§ **WHAT TO DO**:
Find every line containing the word "name" in the records below; report only how many there are.

Items from a data source:
☆ ☆ ☆ ☆ ☆ ☆ ☆
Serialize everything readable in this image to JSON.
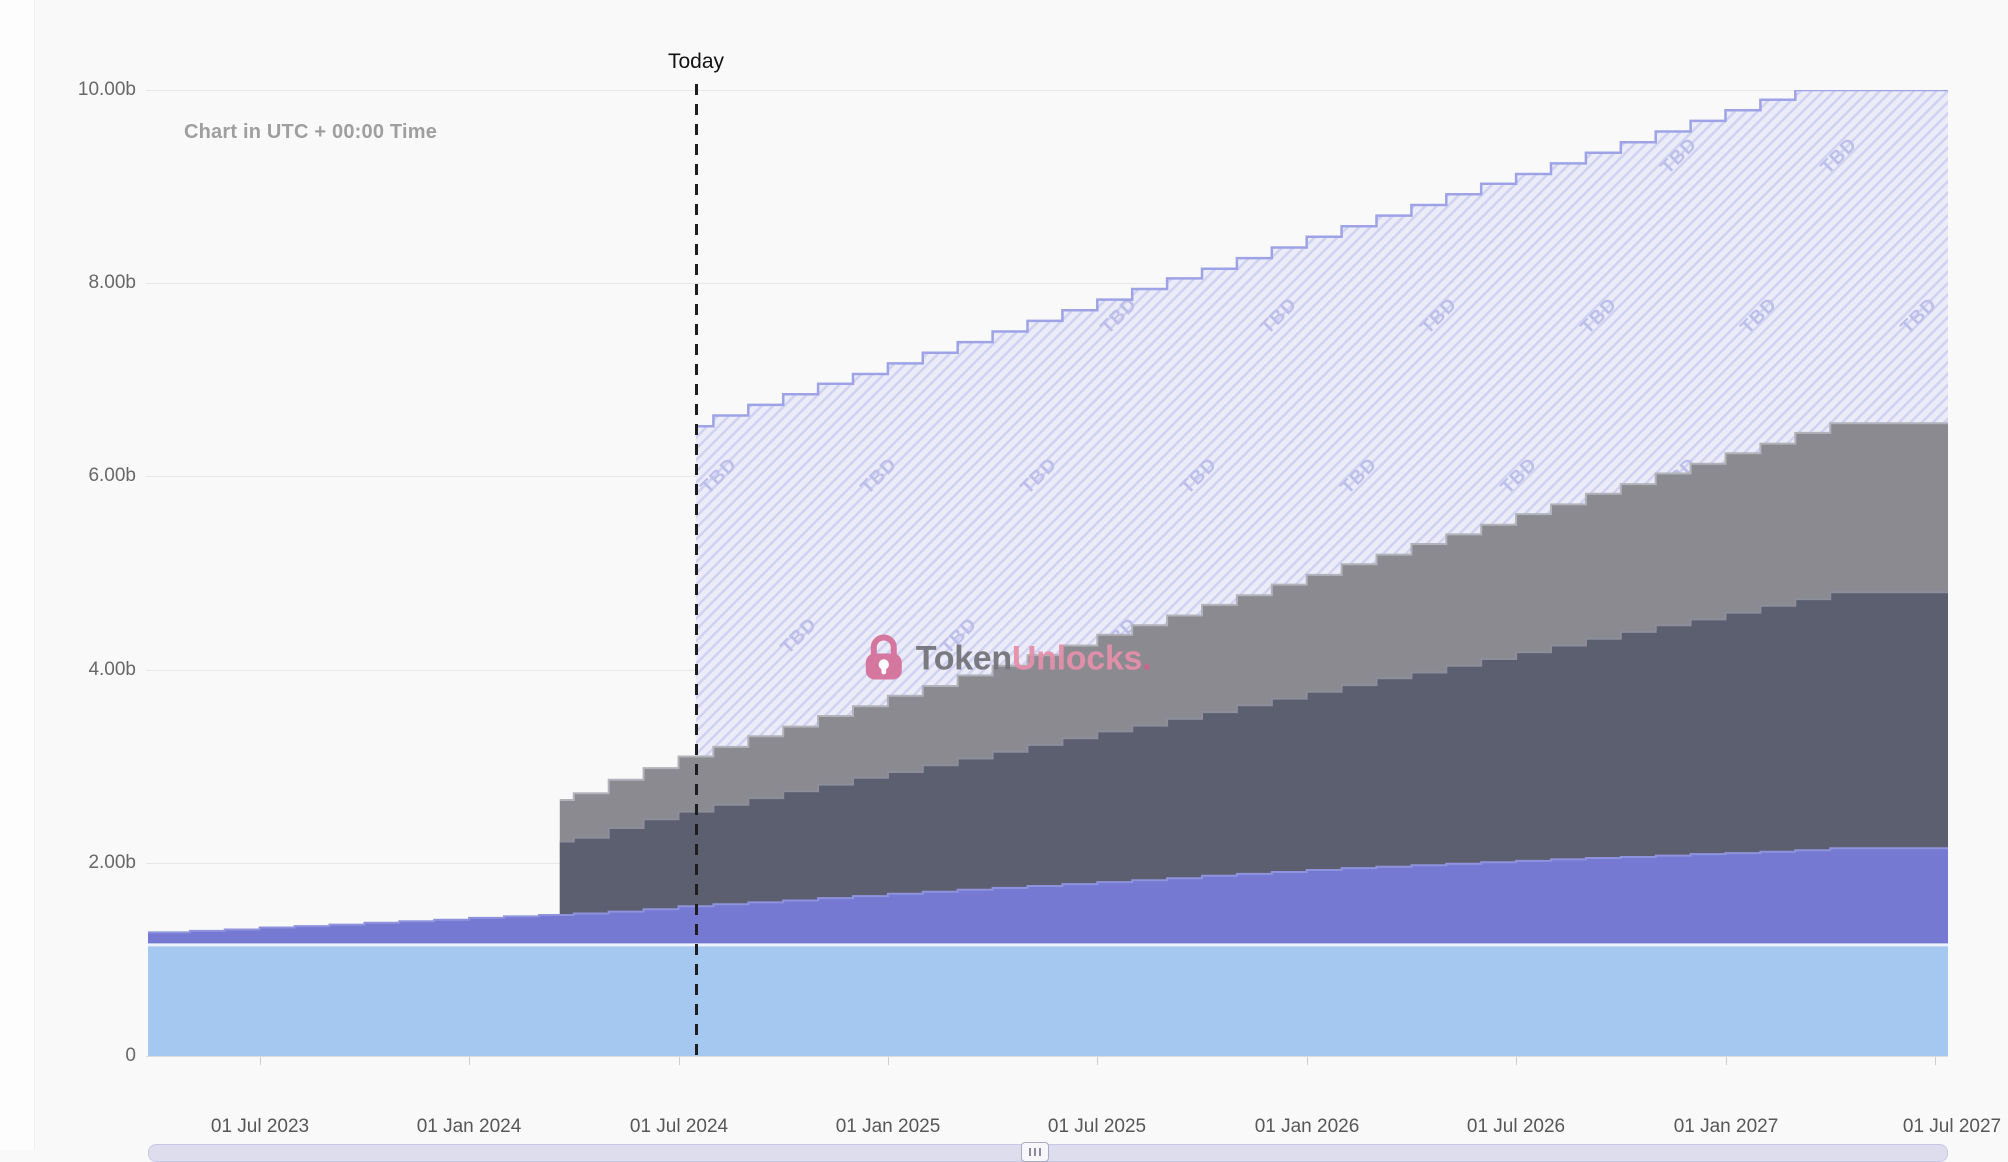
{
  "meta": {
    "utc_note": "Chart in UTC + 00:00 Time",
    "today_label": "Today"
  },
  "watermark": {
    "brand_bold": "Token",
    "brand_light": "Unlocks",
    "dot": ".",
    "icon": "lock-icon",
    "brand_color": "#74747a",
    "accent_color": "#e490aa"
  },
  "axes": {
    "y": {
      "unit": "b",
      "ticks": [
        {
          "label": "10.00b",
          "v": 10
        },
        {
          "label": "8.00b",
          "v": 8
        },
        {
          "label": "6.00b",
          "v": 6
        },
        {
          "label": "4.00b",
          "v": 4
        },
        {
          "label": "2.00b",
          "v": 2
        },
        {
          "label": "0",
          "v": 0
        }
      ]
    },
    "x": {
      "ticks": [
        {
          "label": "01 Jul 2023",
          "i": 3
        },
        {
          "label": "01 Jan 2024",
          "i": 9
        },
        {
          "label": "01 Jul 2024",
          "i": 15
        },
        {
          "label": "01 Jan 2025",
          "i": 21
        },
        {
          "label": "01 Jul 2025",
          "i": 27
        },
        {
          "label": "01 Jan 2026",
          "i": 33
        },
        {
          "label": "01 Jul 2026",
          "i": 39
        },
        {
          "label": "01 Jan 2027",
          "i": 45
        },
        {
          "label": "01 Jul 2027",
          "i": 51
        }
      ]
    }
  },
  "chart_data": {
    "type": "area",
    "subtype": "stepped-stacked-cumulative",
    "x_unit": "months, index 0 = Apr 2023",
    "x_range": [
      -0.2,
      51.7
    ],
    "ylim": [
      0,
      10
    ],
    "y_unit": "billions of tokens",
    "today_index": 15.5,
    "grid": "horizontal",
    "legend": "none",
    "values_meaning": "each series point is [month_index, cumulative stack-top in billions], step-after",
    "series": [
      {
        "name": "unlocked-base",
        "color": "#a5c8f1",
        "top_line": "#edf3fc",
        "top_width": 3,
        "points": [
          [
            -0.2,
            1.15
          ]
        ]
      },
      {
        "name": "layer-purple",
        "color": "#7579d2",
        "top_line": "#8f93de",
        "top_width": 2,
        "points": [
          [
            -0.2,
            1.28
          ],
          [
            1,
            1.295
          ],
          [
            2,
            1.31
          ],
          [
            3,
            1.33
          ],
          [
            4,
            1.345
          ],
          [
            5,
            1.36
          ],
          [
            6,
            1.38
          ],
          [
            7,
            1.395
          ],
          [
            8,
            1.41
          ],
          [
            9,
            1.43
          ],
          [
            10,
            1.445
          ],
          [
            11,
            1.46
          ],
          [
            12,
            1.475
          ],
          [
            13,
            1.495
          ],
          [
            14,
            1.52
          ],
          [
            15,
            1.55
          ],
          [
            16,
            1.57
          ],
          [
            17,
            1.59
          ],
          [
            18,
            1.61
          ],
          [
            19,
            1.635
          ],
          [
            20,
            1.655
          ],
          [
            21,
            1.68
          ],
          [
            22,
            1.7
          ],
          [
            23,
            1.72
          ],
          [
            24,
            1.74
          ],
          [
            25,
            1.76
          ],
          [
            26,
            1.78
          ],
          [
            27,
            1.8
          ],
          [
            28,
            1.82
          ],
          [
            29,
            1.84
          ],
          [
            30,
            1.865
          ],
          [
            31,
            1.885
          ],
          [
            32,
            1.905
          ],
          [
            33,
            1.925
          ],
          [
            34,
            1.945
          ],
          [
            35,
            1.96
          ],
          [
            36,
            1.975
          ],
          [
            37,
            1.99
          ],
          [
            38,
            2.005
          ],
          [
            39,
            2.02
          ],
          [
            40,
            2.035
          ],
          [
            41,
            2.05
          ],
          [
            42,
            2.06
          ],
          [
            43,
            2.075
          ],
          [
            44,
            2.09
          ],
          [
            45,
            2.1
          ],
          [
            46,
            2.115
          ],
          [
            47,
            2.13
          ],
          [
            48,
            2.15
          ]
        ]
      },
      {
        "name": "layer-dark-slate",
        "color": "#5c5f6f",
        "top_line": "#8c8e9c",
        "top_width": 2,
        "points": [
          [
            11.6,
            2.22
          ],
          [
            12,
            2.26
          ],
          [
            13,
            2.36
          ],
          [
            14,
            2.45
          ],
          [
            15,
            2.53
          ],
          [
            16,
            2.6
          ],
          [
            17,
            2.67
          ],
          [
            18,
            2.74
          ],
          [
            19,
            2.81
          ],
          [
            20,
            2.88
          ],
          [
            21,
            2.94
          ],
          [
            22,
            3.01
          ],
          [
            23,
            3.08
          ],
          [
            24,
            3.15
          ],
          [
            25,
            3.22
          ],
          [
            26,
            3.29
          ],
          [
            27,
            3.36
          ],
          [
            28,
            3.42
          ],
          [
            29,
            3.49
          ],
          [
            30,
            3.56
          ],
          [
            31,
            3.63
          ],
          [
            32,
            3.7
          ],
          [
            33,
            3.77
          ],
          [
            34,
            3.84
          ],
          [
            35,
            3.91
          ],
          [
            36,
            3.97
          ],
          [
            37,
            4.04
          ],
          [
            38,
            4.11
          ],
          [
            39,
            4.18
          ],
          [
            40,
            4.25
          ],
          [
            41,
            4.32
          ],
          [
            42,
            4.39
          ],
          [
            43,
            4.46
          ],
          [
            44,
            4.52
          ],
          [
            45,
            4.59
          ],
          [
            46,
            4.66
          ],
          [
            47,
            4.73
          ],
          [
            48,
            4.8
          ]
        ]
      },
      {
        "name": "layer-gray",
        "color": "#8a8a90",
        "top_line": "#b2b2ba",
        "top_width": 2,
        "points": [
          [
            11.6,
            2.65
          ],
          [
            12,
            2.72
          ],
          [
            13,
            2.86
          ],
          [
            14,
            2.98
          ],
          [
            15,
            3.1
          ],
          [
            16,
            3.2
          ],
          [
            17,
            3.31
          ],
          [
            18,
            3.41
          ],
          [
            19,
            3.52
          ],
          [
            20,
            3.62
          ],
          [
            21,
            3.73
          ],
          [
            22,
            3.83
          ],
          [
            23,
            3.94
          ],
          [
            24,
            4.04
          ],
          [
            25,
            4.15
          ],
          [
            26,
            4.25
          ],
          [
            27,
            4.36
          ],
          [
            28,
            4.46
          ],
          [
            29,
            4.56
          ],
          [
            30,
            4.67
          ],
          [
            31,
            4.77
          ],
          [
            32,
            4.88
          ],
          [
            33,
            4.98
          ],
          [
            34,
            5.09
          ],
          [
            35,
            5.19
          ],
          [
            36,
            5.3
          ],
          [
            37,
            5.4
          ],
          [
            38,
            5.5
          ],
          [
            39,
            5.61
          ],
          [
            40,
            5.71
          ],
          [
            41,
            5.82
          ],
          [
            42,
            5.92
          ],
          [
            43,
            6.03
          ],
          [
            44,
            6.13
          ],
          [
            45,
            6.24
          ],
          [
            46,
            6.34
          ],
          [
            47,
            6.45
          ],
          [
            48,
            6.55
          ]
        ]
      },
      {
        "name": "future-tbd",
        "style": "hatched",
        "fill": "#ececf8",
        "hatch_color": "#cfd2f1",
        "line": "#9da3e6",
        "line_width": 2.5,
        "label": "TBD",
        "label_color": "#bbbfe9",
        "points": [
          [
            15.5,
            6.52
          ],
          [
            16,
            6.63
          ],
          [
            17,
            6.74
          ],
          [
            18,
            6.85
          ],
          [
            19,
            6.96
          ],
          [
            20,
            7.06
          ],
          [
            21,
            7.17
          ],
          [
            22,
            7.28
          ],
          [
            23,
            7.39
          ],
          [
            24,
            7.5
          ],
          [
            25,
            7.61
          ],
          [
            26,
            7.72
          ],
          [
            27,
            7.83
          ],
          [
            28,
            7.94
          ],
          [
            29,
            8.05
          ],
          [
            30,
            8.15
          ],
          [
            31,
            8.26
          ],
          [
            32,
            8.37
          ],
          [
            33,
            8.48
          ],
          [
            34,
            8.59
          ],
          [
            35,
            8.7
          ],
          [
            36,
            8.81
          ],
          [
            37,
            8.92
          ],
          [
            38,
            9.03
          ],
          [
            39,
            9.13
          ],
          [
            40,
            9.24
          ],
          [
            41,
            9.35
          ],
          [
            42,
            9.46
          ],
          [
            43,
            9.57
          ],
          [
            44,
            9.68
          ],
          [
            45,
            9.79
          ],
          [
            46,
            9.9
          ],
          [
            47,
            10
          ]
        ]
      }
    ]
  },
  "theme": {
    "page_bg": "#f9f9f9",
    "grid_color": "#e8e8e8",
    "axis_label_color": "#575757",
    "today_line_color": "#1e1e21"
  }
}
☆ ☆ ☆ ☆ ☆ ☆ ☆
§ **RESPONSE FOR THIS EXERCISE**:
5